- [BRIEF] Please copy every one of the entries below word for word, keeping each line unchanged.

(Layout coordinate data)

◆ ◆ ◆ ◆ ◆ ◆ ◆

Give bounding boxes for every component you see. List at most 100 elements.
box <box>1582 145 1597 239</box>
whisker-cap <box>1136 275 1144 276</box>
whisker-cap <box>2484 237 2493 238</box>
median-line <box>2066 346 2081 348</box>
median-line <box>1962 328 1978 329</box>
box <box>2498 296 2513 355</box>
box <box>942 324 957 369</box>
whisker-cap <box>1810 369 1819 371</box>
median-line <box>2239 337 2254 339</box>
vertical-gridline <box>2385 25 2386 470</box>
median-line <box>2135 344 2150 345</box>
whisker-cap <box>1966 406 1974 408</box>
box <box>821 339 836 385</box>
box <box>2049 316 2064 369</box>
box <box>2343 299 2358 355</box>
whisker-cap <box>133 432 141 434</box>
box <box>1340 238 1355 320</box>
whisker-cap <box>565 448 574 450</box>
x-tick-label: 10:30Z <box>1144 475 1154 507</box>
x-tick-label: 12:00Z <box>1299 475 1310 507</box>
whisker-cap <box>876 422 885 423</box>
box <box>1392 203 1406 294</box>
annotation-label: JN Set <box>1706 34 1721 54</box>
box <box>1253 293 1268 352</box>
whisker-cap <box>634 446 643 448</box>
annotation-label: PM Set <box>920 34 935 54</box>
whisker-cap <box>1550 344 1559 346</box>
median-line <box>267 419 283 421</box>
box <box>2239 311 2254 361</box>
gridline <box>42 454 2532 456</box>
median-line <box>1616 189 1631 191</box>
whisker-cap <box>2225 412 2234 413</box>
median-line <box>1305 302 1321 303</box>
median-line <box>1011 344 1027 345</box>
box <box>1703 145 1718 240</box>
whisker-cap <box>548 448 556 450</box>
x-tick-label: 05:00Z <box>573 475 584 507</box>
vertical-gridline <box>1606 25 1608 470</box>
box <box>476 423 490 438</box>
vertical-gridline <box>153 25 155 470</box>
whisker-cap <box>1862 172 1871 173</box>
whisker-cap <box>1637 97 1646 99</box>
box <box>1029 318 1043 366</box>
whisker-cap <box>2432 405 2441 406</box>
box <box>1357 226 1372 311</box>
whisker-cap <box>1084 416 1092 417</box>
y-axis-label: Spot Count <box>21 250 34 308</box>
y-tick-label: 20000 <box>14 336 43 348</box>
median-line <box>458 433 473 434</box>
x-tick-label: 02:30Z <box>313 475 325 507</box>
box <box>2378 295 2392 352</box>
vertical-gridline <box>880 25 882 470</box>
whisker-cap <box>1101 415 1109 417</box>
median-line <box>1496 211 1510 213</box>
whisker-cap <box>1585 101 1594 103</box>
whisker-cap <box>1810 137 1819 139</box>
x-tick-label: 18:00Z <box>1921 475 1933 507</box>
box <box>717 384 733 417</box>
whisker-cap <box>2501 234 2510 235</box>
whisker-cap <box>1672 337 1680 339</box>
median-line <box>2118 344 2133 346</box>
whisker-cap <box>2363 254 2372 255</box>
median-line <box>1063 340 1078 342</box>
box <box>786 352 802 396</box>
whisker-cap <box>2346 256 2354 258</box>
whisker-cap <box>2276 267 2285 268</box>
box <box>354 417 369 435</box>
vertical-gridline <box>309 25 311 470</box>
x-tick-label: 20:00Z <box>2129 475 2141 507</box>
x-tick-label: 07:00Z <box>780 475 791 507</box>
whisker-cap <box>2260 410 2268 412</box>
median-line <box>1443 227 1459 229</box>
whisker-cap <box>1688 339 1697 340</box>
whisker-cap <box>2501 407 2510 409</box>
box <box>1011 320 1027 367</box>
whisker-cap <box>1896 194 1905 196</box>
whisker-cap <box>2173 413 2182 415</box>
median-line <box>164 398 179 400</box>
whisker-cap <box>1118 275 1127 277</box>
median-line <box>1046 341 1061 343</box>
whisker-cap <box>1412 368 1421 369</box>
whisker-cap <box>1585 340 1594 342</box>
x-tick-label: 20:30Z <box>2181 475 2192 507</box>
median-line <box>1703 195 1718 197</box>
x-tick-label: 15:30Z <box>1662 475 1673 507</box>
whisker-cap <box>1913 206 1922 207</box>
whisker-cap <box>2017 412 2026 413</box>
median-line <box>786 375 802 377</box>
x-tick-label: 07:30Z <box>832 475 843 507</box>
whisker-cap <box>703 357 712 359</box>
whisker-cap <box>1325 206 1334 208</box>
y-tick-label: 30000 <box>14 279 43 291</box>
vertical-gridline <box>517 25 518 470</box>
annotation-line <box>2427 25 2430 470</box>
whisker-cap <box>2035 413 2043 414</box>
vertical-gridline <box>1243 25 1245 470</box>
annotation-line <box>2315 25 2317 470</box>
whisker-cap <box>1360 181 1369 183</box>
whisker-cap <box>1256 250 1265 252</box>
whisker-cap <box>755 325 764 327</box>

◆ ◆ ◆ ◆ ◆ ◆ ◆

- [ANSWER TO THIS TASK]
Give bounding boxes for every component you see. List at most 100 elements.
box <box>1582 145 1597 239</box>
whisker-cap <box>1136 275 1144 276</box>
whisker-cap <box>2484 237 2493 238</box>
median-line <box>2066 346 2081 348</box>
median-line <box>1962 328 1978 329</box>
box <box>2498 296 2513 355</box>
box <box>942 324 957 369</box>
whisker-cap <box>1810 369 1819 371</box>
median-line <box>2239 337 2254 339</box>
vertical-gridline <box>2385 25 2386 470</box>
median-line <box>2135 344 2150 345</box>
whisker-cap <box>1966 406 1974 408</box>
box <box>821 339 836 385</box>
box <box>2049 316 2064 369</box>
box <box>2343 299 2358 355</box>
whisker-cap <box>133 432 141 434</box>
box <box>1340 238 1355 320</box>
whisker-cap <box>565 448 574 450</box>
x-tick-label: 10:30Z <box>1144 475 1154 507</box>
x-tick-label: 12:00Z <box>1299 475 1310 507</box>
whisker-cap <box>876 422 885 423</box>
box <box>1392 203 1406 294</box>
annotation-label: JN Set <box>1706 34 1721 54</box>
box <box>1253 293 1268 352</box>
whisker-cap <box>634 446 643 448</box>
annotation-label: PM Set <box>920 34 935 54</box>
whisker-cap <box>1550 344 1559 346</box>
median-line <box>267 419 283 421</box>
box <box>2239 311 2254 361</box>
gridline <box>42 454 2532 456</box>
median-line <box>1616 189 1631 191</box>
whisker-cap <box>2225 412 2234 413</box>
median-line <box>1305 302 1321 303</box>
median-line <box>1011 344 1027 345</box>
box <box>1703 145 1718 240</box>
whisker-cap <box>548 448 556 450</box>
x-tick-label: 05:00Z <box>573 475 584 507</box>
vertical-gridline <box>1606 25 1608 470</box>
box <box>476 423 490 438</box>
vertical-gridline <box>153 25 155 470</box>
whisker-cap <box>1862 172 1871 173</box>
whisker-cap <box>1637 97 1646 99</box>
box <box>1029 318 1043 366</box>
whisker-cap <box>2432 405 2441 406</box>
box <box>1357 226 1372 311</box>
whisker-cap <box>1084 416 1092 417</box>
y-axis-label: Spot Count <box>21 250 34 308</box>
y-tick-label: 20000 <box>14 336 43 348</box>
median-line <box>458 433 473 434</box>
x-tick-label: 02:30Z <box>313 475 325 507</box>
box <box>2378 295 2392 352</box>
vertical-gridline <box>880 25 882 470</box>
whisker-cap <box>1101 415 1109 417</box>
median-line <box>1496 211 1510 213</box>
whisker-cap <box>1585 101 1594 103</box>
whisker-cap <box>1810 137 1819 139</box>
x-tick-label: 18:00Z <box>1921 475 1933 507</box>
box <box>717 384 733 417</box>
whisker-cap <box>2501 234 2510 235</box>
whisker-cap <box>1672 337 1680 339</box>
median-line <box>2118 344 2133 346</box>
whisker-cap <box>2363 254 2372 255</box>
median-line <box>1063 340 1078 342</box>
box <box>786 352 802 396</box>
whisker-cap <box>2346 256 2354 258</box>
whisker-cap <box>2276 267 2285 268</box>
box <box>354 417 369 435</box>
vertical-gridline <box>309 25 311 470</box>
x-tick-label: 20:00Z <box>2129 475 2141 507</box>
x-tick-label: 07:00Z <box>780 475 791 507</box>
whisker-cap <box>2260 410 2268 412</box>
median-line <box>1443 227 1459 229</box>
whisker-cap <box>1688 339 1697 340</box>
whisker-cap <box>2501 407 2510 409</box>
box <box>1011 320 1027 367</box>
whisker-cap <box>1896 194 1905 196</box>
whisker-cap <box>2173 413 2182 415</box>
median-line <box>164 398 179 400</box>
whisker-cap <box>1118 275 1127 277</box>
median-line <box>1046 341 1061 343</box>
whisker-cap <box>1412 368 1421 369</box>
whisker-cap <box>1585 340 1594 342</box>
x-tick-label: 20:30Z <box>2181 475 2192 507</box>
median-line <box>1703 195 1718 197</box>
x-tick-label: 15:30Z <box>1662 475 1673 507</box>
whisker-cap <box>1913 206 1922 207</box>
whisker-cap <box>2017 412 2026 413</box>
median-line <box>786 375 802 377</box>
x-tick-label: 07:30Z <box>832 475 843 507</box>
whisker-cap <box>703 357 712 359</box>
whisker-cap <box>1325 206 1334 208</box>
y-tick-label: 30000 <box>14 279 43 291</box>
vertical-gridline <box>517 25 518 470</box>
annotation-line <box>2427 25 2430 470</box>
whisker-cap <box>2035 413 2043 414</box>
vertical-gridline <box>1243 25 1245 470</box>
annotation-line <box>2315 25 2317 470</box>
whisker-cap <box>1360 181 1369 183</box>
whisker-cap <box>1256 250 1265 252</box>
whisker-cap <box>755 325 764 327</box>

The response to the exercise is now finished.